++++ Input records

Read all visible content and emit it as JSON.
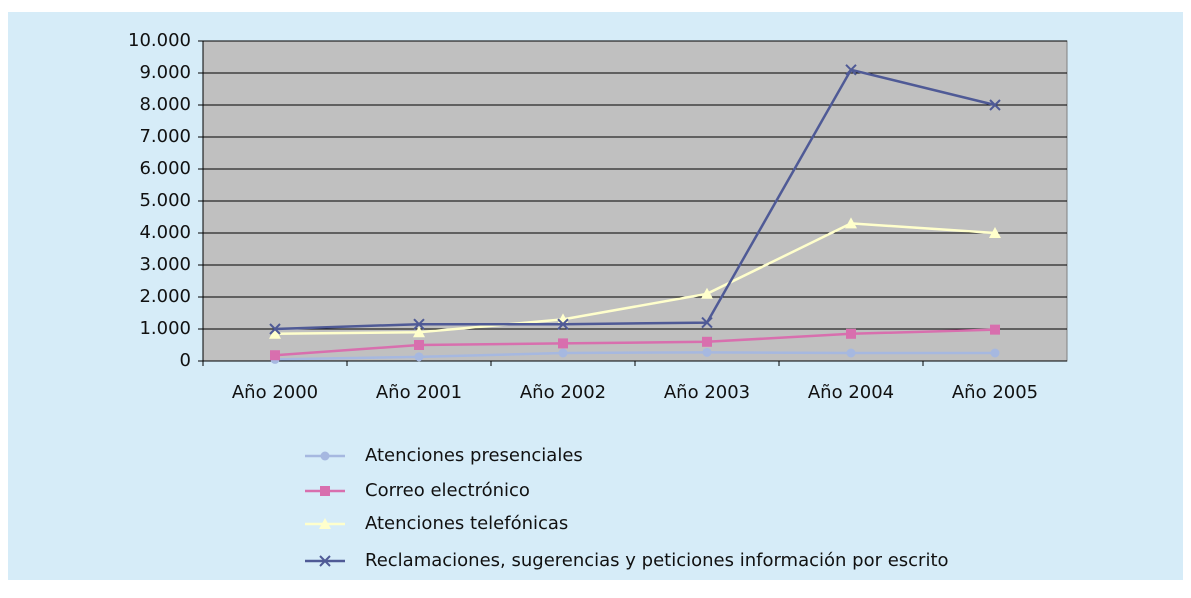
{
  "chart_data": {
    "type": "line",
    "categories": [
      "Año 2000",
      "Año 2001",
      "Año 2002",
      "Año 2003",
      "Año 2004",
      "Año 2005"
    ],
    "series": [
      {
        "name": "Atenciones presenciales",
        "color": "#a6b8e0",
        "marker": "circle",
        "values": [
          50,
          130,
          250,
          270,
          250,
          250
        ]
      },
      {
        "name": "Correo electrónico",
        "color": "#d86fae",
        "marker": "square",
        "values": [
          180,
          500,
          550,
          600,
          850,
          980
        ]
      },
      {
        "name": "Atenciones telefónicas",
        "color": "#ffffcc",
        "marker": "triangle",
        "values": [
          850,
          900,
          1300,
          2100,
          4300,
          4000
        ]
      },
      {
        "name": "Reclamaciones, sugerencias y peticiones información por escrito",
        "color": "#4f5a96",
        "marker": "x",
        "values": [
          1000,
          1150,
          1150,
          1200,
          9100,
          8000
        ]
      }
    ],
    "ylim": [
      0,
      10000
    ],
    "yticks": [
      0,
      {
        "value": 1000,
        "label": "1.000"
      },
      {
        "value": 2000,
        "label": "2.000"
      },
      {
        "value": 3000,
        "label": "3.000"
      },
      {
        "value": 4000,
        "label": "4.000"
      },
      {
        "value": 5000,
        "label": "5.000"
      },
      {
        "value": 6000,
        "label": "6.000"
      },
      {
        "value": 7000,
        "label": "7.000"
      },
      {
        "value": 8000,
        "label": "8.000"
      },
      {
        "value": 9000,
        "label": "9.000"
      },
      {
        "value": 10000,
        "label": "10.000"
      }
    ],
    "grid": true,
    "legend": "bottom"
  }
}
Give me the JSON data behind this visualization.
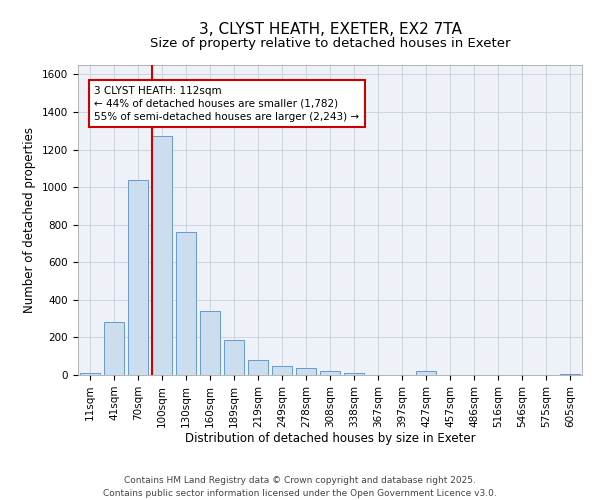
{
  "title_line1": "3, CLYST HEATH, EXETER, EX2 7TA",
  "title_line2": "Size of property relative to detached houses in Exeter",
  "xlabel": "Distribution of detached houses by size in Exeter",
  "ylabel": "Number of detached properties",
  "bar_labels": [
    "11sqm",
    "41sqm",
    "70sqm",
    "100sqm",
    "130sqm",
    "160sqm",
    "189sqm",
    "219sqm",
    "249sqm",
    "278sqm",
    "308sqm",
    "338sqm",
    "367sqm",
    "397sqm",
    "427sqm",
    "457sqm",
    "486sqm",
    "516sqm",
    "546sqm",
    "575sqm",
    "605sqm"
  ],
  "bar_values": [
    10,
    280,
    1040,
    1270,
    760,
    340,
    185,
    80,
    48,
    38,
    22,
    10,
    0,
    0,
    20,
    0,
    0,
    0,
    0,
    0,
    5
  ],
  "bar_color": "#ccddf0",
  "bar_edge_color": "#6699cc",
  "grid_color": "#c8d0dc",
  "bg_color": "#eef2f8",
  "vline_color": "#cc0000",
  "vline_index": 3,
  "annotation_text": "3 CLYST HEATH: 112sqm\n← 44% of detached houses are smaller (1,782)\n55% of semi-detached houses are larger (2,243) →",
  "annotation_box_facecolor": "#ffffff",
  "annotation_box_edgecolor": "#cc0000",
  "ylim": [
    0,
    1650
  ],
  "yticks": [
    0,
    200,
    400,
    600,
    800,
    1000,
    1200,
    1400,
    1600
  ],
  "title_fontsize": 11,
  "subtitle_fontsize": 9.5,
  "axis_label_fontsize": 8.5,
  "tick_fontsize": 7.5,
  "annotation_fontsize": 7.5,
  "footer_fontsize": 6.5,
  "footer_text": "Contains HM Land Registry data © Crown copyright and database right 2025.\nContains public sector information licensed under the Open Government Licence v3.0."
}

++++++++

Identify and extract each line of the listing that contains "name".

• **Response to this exercise**:
        "name": "Atenciones presenciales",
        "name": "Correo electrónico",
        "name": "Atenciones telefónicas",
        "name": "Reclamaciones, sugerencias y peticiones información por escrito",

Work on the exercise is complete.